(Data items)
------------------------------------------------------------

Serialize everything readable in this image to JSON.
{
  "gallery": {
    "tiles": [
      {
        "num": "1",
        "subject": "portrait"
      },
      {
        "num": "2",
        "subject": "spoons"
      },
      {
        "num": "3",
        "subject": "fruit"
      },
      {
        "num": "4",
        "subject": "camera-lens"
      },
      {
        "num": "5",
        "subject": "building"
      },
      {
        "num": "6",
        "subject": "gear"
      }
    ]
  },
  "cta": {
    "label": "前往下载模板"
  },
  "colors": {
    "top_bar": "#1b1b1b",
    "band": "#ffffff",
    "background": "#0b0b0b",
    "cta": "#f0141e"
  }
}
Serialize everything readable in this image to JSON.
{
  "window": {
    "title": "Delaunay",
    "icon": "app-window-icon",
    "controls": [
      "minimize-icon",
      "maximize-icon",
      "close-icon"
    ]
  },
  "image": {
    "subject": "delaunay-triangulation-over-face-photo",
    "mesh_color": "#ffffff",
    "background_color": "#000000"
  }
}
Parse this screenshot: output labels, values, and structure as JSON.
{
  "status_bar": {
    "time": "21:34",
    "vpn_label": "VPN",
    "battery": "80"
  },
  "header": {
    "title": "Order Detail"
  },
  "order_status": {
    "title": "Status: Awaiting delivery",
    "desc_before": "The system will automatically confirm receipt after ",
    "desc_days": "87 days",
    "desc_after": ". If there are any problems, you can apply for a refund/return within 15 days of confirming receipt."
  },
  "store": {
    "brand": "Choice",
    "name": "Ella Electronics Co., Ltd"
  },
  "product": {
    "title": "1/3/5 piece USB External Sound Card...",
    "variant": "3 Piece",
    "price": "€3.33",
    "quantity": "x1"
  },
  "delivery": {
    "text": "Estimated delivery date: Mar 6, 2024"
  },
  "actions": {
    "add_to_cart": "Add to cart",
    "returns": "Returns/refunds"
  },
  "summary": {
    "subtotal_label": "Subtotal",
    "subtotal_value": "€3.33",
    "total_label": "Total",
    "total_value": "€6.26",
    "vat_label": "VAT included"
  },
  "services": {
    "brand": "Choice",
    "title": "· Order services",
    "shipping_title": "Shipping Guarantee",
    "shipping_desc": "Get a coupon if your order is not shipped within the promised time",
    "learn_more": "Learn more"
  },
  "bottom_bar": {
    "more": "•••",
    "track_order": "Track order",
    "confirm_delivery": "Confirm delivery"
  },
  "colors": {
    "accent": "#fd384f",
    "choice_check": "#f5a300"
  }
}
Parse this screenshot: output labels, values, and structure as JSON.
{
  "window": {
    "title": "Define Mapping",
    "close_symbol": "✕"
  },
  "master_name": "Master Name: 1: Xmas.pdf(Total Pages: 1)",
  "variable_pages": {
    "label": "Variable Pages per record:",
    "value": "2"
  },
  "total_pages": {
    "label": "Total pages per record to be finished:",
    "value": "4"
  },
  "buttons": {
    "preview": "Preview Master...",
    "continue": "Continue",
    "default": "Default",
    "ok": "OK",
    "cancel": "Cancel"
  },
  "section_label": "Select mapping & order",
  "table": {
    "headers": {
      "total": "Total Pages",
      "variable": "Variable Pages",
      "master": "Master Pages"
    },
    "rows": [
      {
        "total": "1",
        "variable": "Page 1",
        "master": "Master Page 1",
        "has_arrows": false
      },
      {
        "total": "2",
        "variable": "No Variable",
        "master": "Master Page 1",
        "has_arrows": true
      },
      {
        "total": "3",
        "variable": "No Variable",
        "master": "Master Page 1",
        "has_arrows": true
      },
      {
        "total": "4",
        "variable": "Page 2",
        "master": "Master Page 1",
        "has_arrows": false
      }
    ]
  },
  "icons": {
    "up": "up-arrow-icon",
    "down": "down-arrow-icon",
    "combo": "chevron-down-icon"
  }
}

------------------------------------------------------------

Show each line in the entries that holds the string "receipt".

    "desc_before": "The system will automatically confirm receipt after ",
    "desc_after": ". If there are any problems, you can apply for a refund/return within 15 days of confirming receipt."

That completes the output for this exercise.